| Directions |
Any picture among the records should be left out, please; retype the rest exactly.

| Data shown |
---

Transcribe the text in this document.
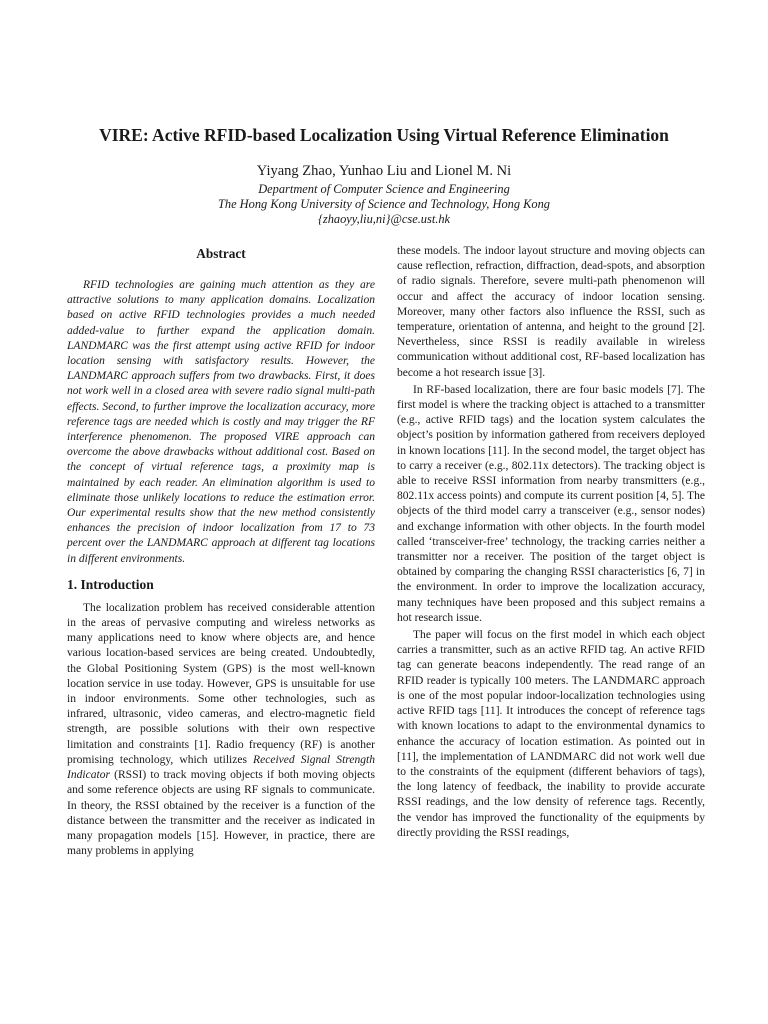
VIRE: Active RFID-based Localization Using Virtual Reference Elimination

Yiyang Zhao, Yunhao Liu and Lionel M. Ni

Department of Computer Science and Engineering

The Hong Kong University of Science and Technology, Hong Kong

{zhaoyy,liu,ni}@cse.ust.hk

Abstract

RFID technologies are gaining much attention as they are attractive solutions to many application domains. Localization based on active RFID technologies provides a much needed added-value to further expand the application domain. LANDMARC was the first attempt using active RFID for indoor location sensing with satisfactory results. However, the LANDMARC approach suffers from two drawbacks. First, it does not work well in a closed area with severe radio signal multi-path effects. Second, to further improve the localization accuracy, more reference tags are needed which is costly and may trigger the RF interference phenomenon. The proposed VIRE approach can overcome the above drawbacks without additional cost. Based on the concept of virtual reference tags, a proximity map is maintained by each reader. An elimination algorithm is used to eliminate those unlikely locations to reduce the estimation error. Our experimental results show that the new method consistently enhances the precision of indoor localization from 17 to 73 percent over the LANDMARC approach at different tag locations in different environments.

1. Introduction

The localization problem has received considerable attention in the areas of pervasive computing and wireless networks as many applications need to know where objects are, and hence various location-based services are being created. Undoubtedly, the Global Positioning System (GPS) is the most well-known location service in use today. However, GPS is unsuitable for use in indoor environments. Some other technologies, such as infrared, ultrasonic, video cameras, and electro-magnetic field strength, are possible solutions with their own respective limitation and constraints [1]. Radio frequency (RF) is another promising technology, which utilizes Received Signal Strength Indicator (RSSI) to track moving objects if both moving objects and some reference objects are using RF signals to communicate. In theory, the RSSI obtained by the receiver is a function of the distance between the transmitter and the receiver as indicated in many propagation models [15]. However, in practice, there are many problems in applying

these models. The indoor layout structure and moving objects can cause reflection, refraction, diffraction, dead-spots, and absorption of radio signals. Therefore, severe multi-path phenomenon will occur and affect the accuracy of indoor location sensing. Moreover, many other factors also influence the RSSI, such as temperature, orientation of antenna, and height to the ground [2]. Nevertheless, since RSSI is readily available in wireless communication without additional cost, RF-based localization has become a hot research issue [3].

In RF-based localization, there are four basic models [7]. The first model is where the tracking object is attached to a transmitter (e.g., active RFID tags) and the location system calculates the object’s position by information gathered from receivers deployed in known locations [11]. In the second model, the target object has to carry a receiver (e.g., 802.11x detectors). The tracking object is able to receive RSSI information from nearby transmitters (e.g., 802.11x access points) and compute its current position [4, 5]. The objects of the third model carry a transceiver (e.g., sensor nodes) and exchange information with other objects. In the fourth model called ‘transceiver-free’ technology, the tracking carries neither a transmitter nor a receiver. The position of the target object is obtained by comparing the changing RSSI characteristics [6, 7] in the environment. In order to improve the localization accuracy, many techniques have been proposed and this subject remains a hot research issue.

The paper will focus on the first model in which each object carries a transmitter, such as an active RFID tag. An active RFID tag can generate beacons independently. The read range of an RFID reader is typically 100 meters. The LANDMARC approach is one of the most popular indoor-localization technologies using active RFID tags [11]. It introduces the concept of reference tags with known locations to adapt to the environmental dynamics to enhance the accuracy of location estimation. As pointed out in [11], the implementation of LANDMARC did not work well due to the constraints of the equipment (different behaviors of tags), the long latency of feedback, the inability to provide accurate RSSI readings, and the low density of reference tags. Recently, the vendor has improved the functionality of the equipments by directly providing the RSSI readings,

---

| Response to the exercise |
Transcribe the text in this document.
VIRE: Active RFID-based Localization Using Virtual Reference Elimination

Yiyang Zhao, Yunhao Liu and Lionel M. Ni

Department of Computer Science and Engineering

The Hong Kong University of Science and Technology, Hong Kong

{zhaoyy,liu,ni}@cse.ust.hk

Abstract

RFID technologies are gaining much attention as they are attractive solutions to many application domains. Localization based on active RFID technologies provides a much needed added-value to further expand the application domain. LANDMARC was the first attempt using active RFID for indoor location sensing with satisfactory results. However, the LANDMARC approach suffers from two drawbacks. First, it does not work well in a closed area with severe radio signal multi-path effects. Second, to further improve the localization accuracy, more reference tags are needed which is costly and may trigger the RF interference phenomenon. The proposed VIRE approach can overcome the above drawbacks without additional cost. Based on the concept of virtual reference tags, a proximity map is maintained by each reader. An elimination algorithm is used to eliminate those unlikely locations to reduce the estimation error. Our experimental results show that the new method consistently enhances the precision of indoor localization from 17 to 73 percent over the LANDMARC approach at different tag locations in different environments.

1. Introduction

The localization problem has received considerable attention in the areas of pervasive computing and wireless networks as many applications need to know where objects are, and hence various location-based services are being created. Undoubtedly, the Global Positioning System (GPS) is the most well-known location service in use today. However, GPS is unsuitable for use in indoor environments. Some other technologies, such as infrared, ultrasonic, video cameras, and electro-magnetic field strength, are possible solutions with their own respective limitation and constraints [1]. Radio frequency (RF) is another promising technology, which utilizes Received Signal Strength Indicator (RSSI) to track moving objects if both moving objects and some reference objects are using RF signals to communicate. In theory, the RSSI obtained by the receiver is a function of the distance between the transmitter and the receiver as indicated in many propagation models [15]. However, in practice, there are many problems in applying

these models. The indoor layout structure and moving objects can cause reflection, refraction, diffraction, dead-spots, and absorption of radio signals. Therefore, severe multi-path phenomenon will occur and affect the accuracy of indoor location sensing. Moreover, many other factors also influence the RSSI, such as temperature, orientation of antenna, and height to the ground [2]. Nevertheless, since RSSI is readily available in wireless communication without additional cost, RF-based localization has become a hot research issue [3].

In RF-based localization, there are four basic models [7]. The first model is where the tracking object is attached to a transmitter (e.g., active RFID tags) and the location system calculates the object’s position by information gathered from receivers deployed in known locations [11]. In the second model, the target object has to carry a receiver (e.g., 802.11x detectors). The tracking object is able to receive RSSI information from nearby transmitters (e.g., 802.11x access points) and compute its current position [4, 5]. The objects of the third model carry a transceiver (e.g., sensor nodes) and exchange information with other objects. In the fourth model called ‘transceiver-free’ technology, the tracking carries neither a transmitter nor a receiver. The position of the target object is obtained by comparing the changing RSSI characteristics [6, 7] in the environment. In order to improve the localization accuracy, many techniques have been proposed and this subject remains a hot research issue.

The paper will focus on the first model in which each object carries a transmitter, such as an active RFID tag. An active RFID tag can generate beacons independently. The read range of an RFID reader is typically 100 meters. The LANDMARC approach is one of the most popular indoor-localization technologies using active RFID tags [11]. It introduces the concept of reference tags with known locations to adapt to the environmental dynamics to enhance the accuracy of location estimation. As pointed out in [11], the implementation of LANDMARC did not work well due to the constraints of the equipment (different behaviors of tags), the long latency of feedback, the inability to provide accurate RSSI readings, and the low density of reference tags. Recently, the vendor has improved the functionality of the equipments by directly providing the RSSI readings,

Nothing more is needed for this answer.